▸ **JOB**
Identify each line holding the string "Kbps" and copy it.

--------------------------------------------------

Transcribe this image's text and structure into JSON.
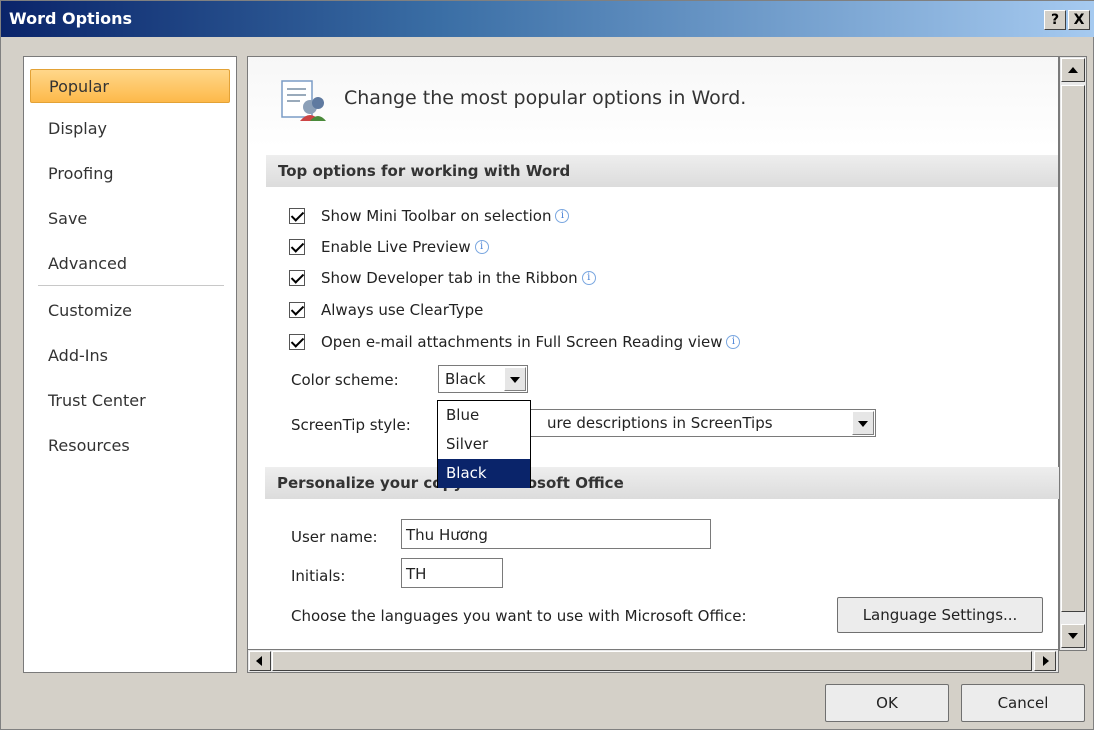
{
  "window": {
    "title": "Word Options",
    "help_label": "?",
    "close_label": "X"
  },
  "nav": {
    "items": [
      {
        "label": "Popular",
        "selected": true
      },
      {
        "label": "Display"
      },
      {
        "label": "Proofing"
      },
      {
        "label": "Save"
      },
      {
        "label": "Advanced"
      },
      {
        "label": "Customize"
      },
      {
        "label": "Add-Ins"
      },
      {
        "label": "Trust Center"
      },
      {
        "label": "Resources"
      }
    ]
  },
  "header": {
    "title": "Change the most popular options in Word.",
    "icon": "popular-options-icon"
  },
  "sections": {
    "top_options": "Top options for working with Word",
    "personalize": "Personalize your copy of Microsoft Office"
  },
  "options": [
    {
      "label": "Show Mini Toolbar on selection",
      "checked": true,
      "info": true
    },
    {
      "label": "Enable Live Preview",
      "checked": true,
      "info": true
    },
    {
      "label": "Show Developer tab in the Ribbon",
      "checked": true,
      "info": true
    },
    {
      "label": "Always use ClearType",
      "checked": true,
      "info": false
    },
    {
      "label": "Open e-mail attachments in Full Screen Reading view",
      "checked": true,
      "info": true
    }
  ],
  "color_scheme": {
    "label": "Color scheme:",
    "value": "Black",
    "options": [
      "Blue",
      "Silver",
      "Black"
    ]
  },
  "screentip": {
    "label": "ScreenTip style:",
    "value": "Show feature descriptions in ScreenTips",
    "visible_value": "ure descriptions in ScreenTips"
  },
  "personalize": {
    "user_name_label": "User name:",
    "user_name_value": "Thu Hương",
    "initials_label": "Initials:",
    "initials_value": "TH",
    "languages_text": "Choose the languages you want to use with Microsoft Office:",
    "language_settings_label": "Language Settings..."
  },
  "footer": {
    "ok_label": "OK",
    "cancel_label": "Cancel"
  },
  "colors": {
    "selected_nav": "#fdb94a",
    "dropdown_highlight": "#0a246a",
    "titlebar": "#0a246a"
  }
}
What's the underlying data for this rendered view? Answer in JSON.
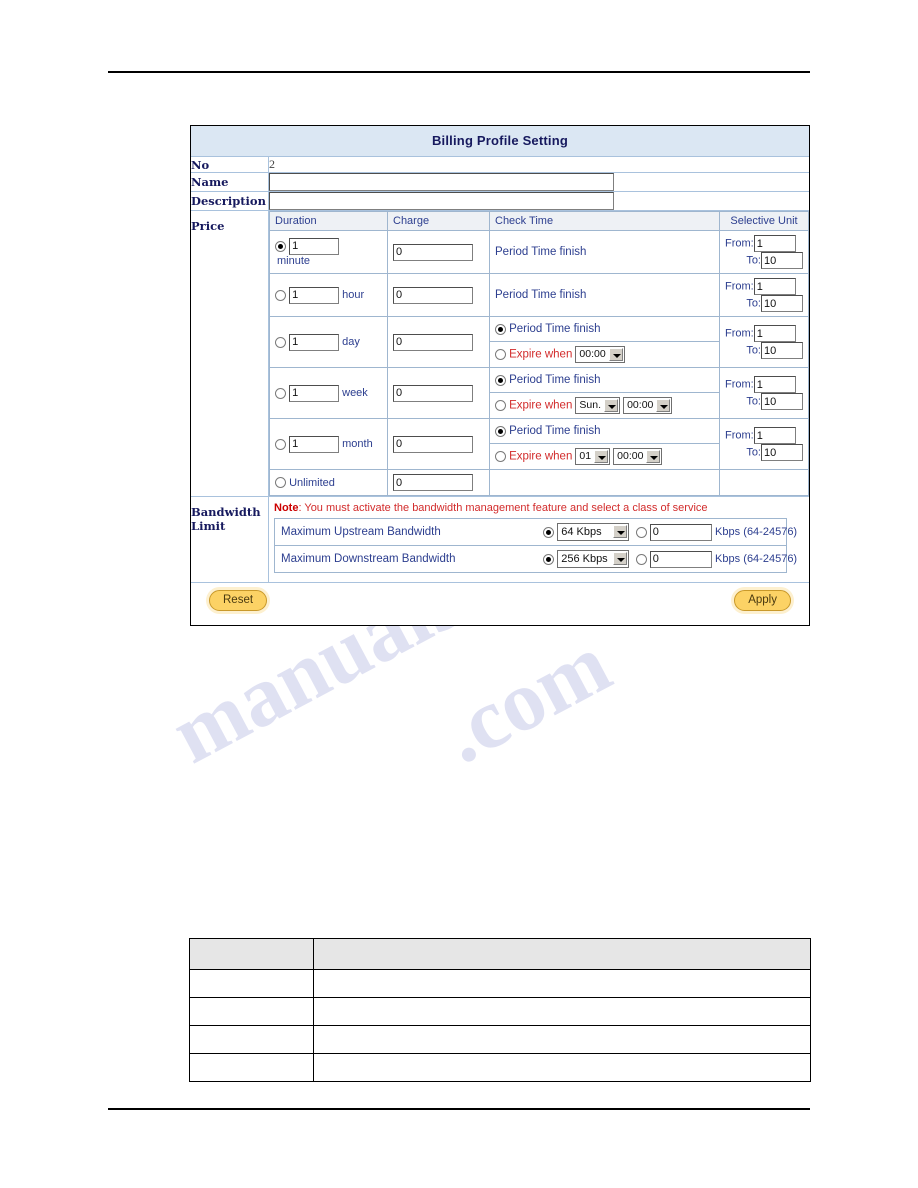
{
  "page": {
    "watermark_line1": "manualshive",
    "watermark_line2": ".com"
  },
  "form": {
    "title": "Billing Profile Setting",
    "rows": {
      "no_label": "No",
      "no_value": "2",
      "name_label": "Name",
      "name_value": "",
      "name_placeholder": "",
      "description_label": "Description",
      "description_value": "",
      "description_placeholder": "",
      "price_label": "Price",
      "bandwidth_label": "Bandwidth Limit"
    },
    "price_table": {
      "headers": {
        "duration": "Duration",
        "charge": "Charge",
        "check_time": "Check Time",
        "selective_unit": "Selective Unit"
      },
      "from_label": "From:",
      "to_label": "To:",
      "period_label": "Period Time finish",
      "expire_label": "Expire when",
      "rows": [
        {
          "id": "minute",
          "selected": true,
          "qty": "1",
          "unit": "minute",
          "unit_wrap": true,
          "charge": "0",
          "check": [
            {
              "type": "plain",
              "label": "Period Time finish"
            }
          ],
          "from": "1",
          "to": "10"
        },
        {
          "id": "hour",
          "selected": false,
          "qty": "1",
          "unit": "hour",
          "unit_wrap": false,
          "charge": "0",
          "check": [
            {
              "type": "plain",
              "label": "Period Time finish"
            }
          ],
          "from": "1",
          "to": "10"
        },
        {
          "id": "day",
          "selected": false,
          "qty": "1",
          "unit": "day",
          "unit_wrap": false,
          "charge": "0",
          "check": [
            {
              "type": "radio",
              "selected": true,
              "label": "Period Time finish"
            },
            {
              "type": "expire",
              "selected": false,
              "label": "Expire when",
              "selects": [
                "00:00"
              ]
            }
          ],
          "from": "1",
          "to": "10"
        },
        {
          "id": "week",
          "selected": false,
          "qty": "1",
          "unit": "week",
          "unit_wrap": false,
          "charge": "0",
          "check": [
            {
              "type": "radio",
              "selected": true,
              "label": "Period Time finish"
            },
            {
              "type": "expire",
              "selected": false,
              "label": "Expire when",
              "selects": [
                "Sun.",
                "00:00"
              ]
            }
          ],
          "from": "1",
          "to": "10"
        },
        {
          "id": "month",
          "selected": false,
          "qty": "1",
          "unit": "month",
          "unit_wrap": false,
          "charge": "0",
          "check": [
            {
              "type": "radio",
              "selected": true,
              "label": "Period Time finish"
            },
            {
              "type": "expire",
              "selected": false,
              "label": "Expire when",
              "selects": [
                "01",
                "00:00"
              ]
            }
          ],
          "from": "1",
          "to": "10"
        },
        {
          "id": "unlimited",
          "selected": false,
          "unlimited_label": "Unlimited",
          "charge": "0",
          "check": [],
          "from": null,
          "to": null
        }
      ]
    },
    "bandwidth": {
      "note_prefix": "Note",
      "note_text": ": You must activate the bandwidth management feature and select a class of service",
      "rows": [
        {
          "label": "Maximum Upstream Bandwidth",
          "preset_selected": true,
          "preset_value": "64 Kbps",
          "custom_selected": false,
          "custom_value": "0",
          "unit": "Kbps",
          "range": "(64-24576)"
        },
        {
          "label": "Maximum Downstream Bandwidth",
          "preset_selected": true,
          "preset_value": "256 Kbps",
          "custom_selected": false,
          "custom_value": "0",
          "unit": "Kbps",
          "range": "(64-24576)"
        }
      ]
    },
    "buttons": {
      "reset": "Reset",
      "apply": "Apply"
    }
  },
  "description_table": {
    "header": [
      "",
      ""
    ],
    "rows": [
      [
        "",
        ""
      ],
      [
        "",
        ""
      ],
      [
        "",
        ""
      ],
      [
        "",
        ""
      ]
    ]
  },
  "colors": {
    "title_bg": "#dbe7f3",
    "label_text": "#16195e",
    "table_text": "#2c3e8f",
    "alert_text": "#d22b2b",
    "button_bg": "#fcd265",
    "grid_line": "#9fb6cf"
  }
}
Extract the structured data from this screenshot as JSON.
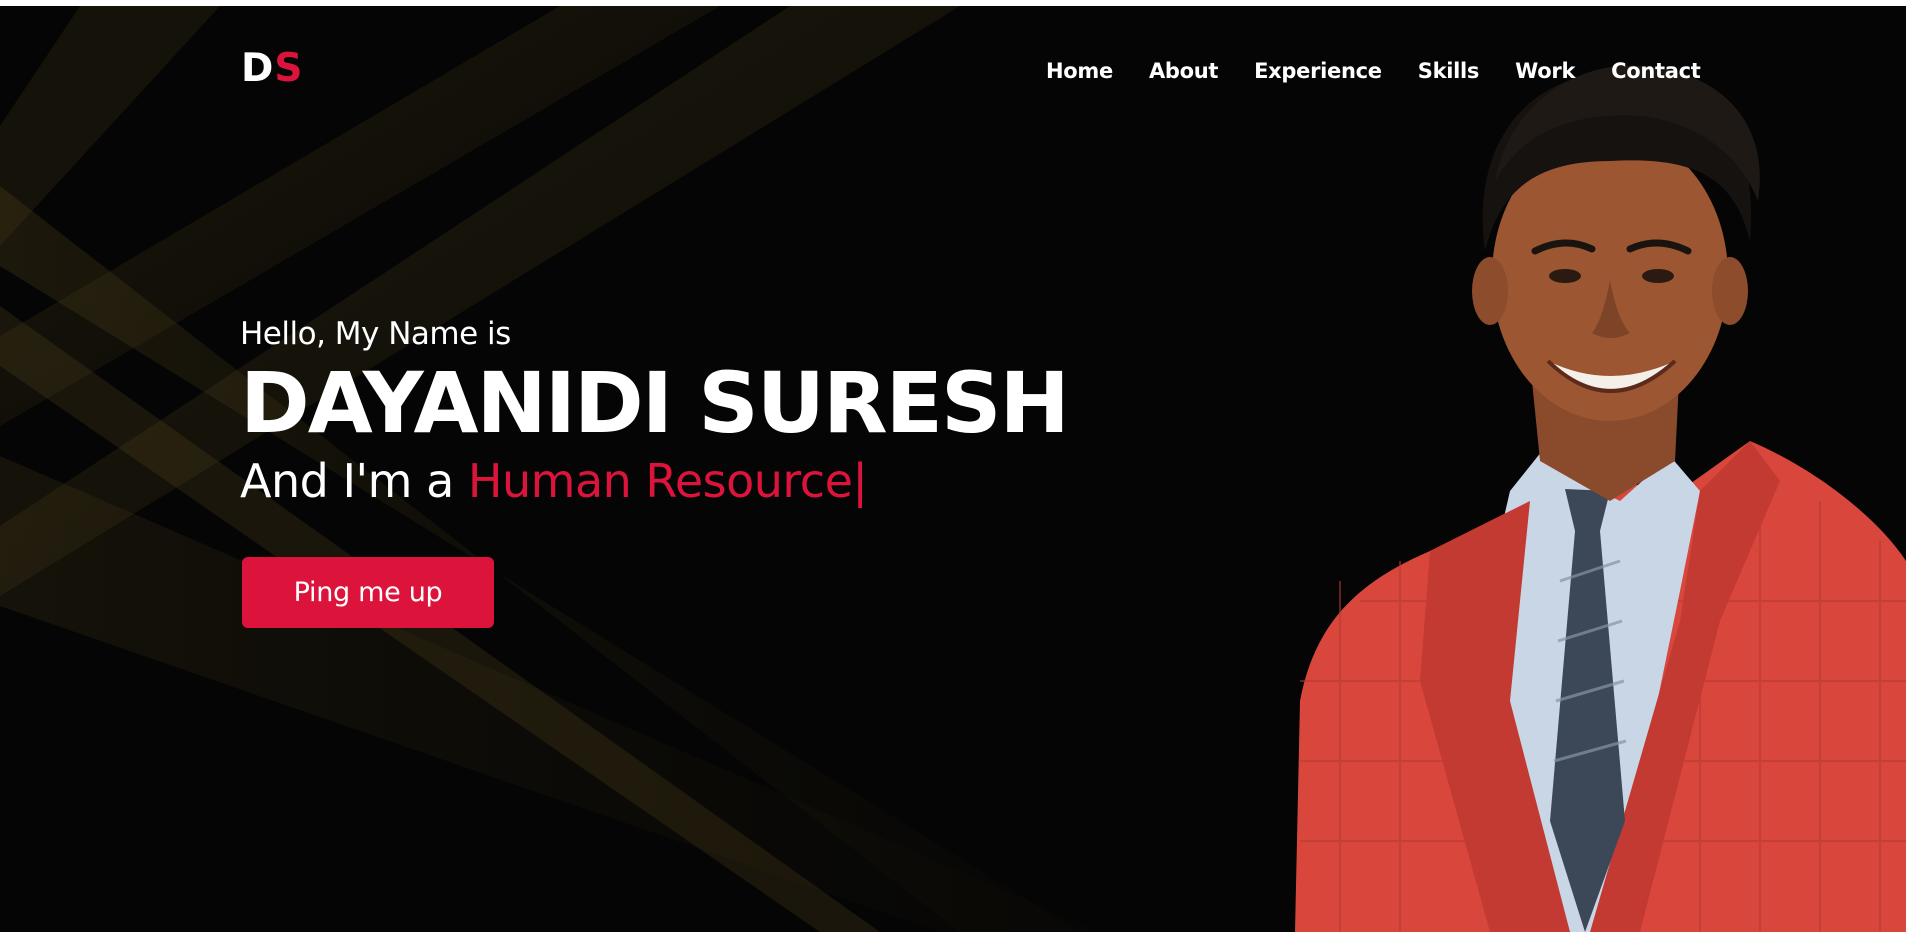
{
  "logo": {
    "first": "D",
    "second": "S"
  },
  "nav": {
    "items": [
      {
        "label": "Home"
      },
      {
        "label": "About"
      },
      {
        "label": "Experience"
      },
      {
        "label": "Skills"
      },
      {
        "label": "Work"
      },
      {
        "label": "Contact"
      }
    ]
  },
  "hero": {
    "greeting": "Hello, My Name is",
    "name": "DAYANIDI SURESH",
    "tagline_prefix": "And I'm a ",
    "role": "Human Resource",
    "cursor": "|",
    "button_label": "Ping me up"
  },
  "colors": {
    "accent": "#dc143c",
    "background": "#050505",
    "text": "#ffffff"
  }
}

--------------------------------------------------

▸ **EXERCISE RESULT**
          "preset_value": "64 Kbps",
          "unit": "Kbps",
          "preset_value": "256 Kbps",
          "unit": "Kbps",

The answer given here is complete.